*EXERCISE PROMPT*. Repeat all the records exactly, omitting pictures.

*RECORD EXCERPTS*.
+-------+
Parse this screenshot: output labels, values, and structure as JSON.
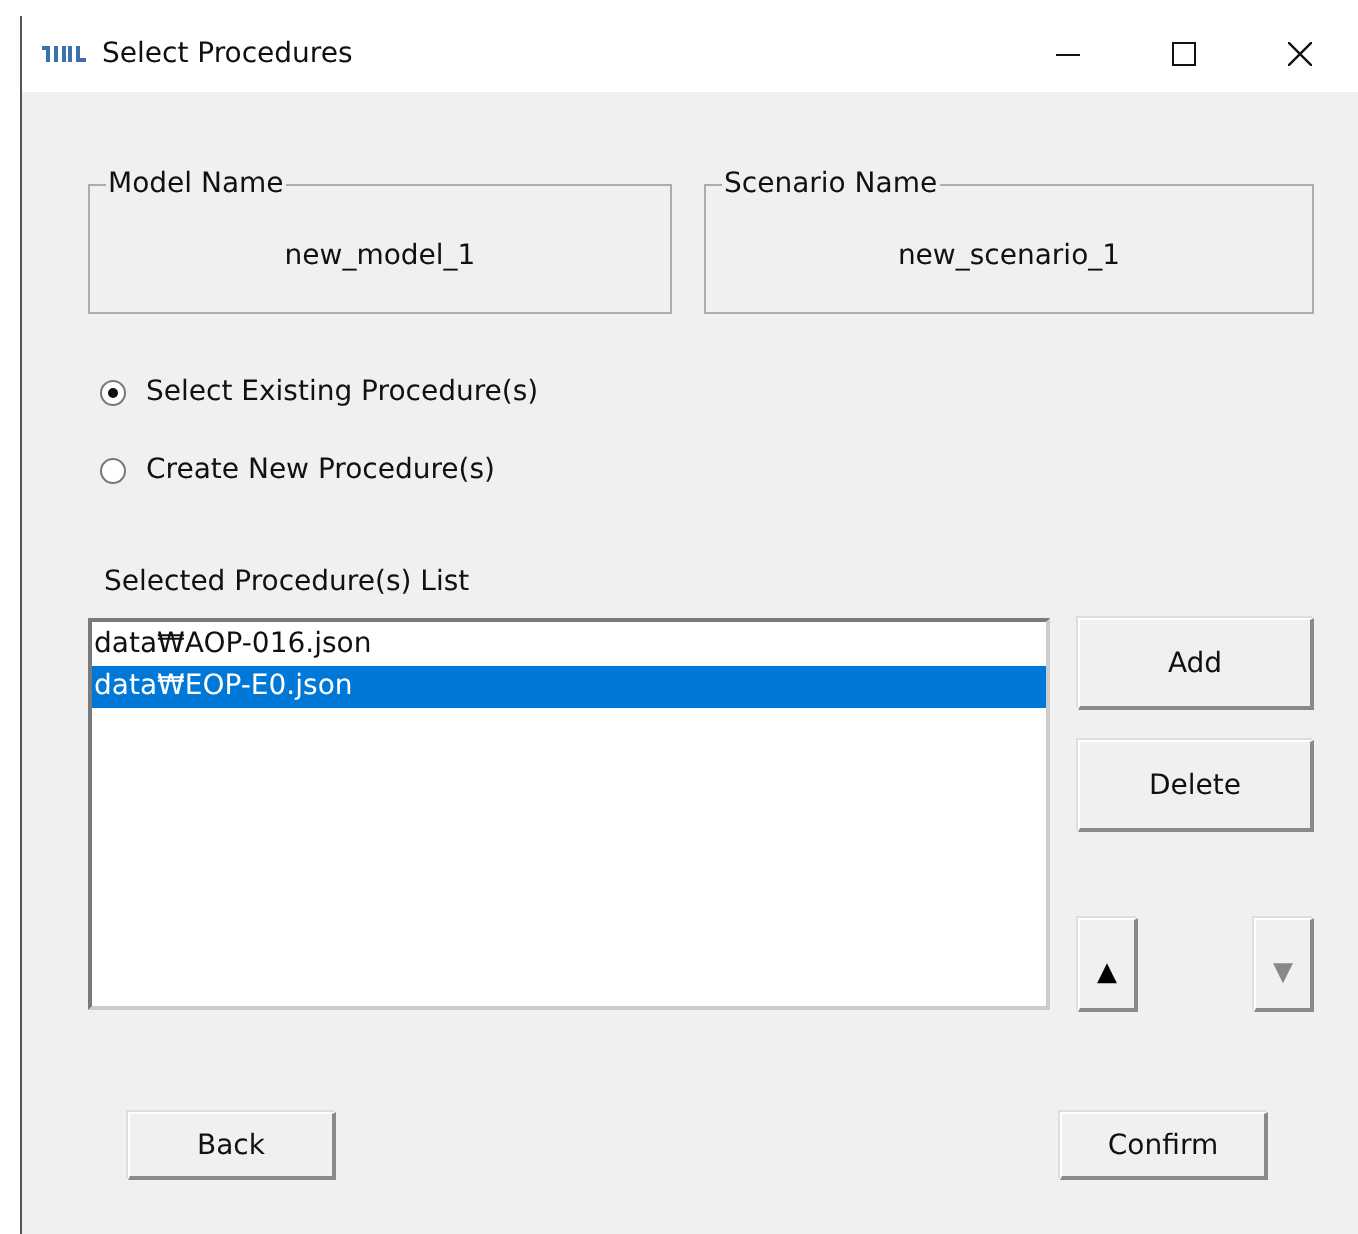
{
  "window": {
    "title": "Select Procedures"
  },
  "fields": [
    {
      "legend": "Model Name",
      "value": "new_model_1"
    },
    {
      "legend": "Scenario Name",
      "value": "new_scenario_1"
    }
  ],
  "mode_options": [
    {
      "label": "Select Existing Procedure(s)",
      "selected": true
    },
    {
      "label": "Create New Procedure(s)",
      "selected": false
    }
  ],
  "list_label": "Selected Procedure(s) List",
  "procedures": [
    {
      "label": "data₩AOP-016.json",
      "selected": false
    },
    {
      "label": "data₩EOP-E0.json",
      "selected": true
    }
  ],
  "side_buttons": [
    {
      "label": "Add"
    },
    {
      "label": "Delete"
    }
  ],
  "move_buttons": [
    {
      "label": "▲",
      "disabled": false
    },
    {
      "label": "▼",
      "disabled": true
    }
  ],
  "footer_buttons": [
    {
      "label": "Back"
    },
    {
      "label": "Confirm"
    }
  ]
}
+-------+
*ANSWER TO THE EXERCISE*.
Parse this screenshot: output labels, values, and structure as JSON.
{
  "window": {
    "title": "Select Procedures"
  },
  "fields": [
    {
      "legend": "Model Name",
      "value": "new_model_1"
    },
    {
      "legend": "Scenario Name",
      "value": "new_scenario_1"
    }
  ],
  "mode_options": [
    {
      "label": "Select Existing Procedure(s)",
      "selected": true
    },
    {
      "label": "Create New Procedure(s)",
      "selected": false
    }
  ],
  "list_label": "Selected Procedure(s) List",
  "procedures": [
    {
      "label": "data₩AOP-016.json",
      "selected": false
    },
    {
      "label": "data₩EOP-E0.json",
      "selected": true
    }
  ],
  "side_buttons": [
    {
      "label": "Add"
    },
    {
      "label": "Delete"
    }
  ],
  "move_buttons": [
    {
      "label": "▲",
      "disabled": false
    },
    {
      "label": "▼",
      "disabled": true
    }
  ],
  "footer_buttons": [
    {
      "label": "Back"
    },
    {
      "label": "Confirm"
    }
  ]
}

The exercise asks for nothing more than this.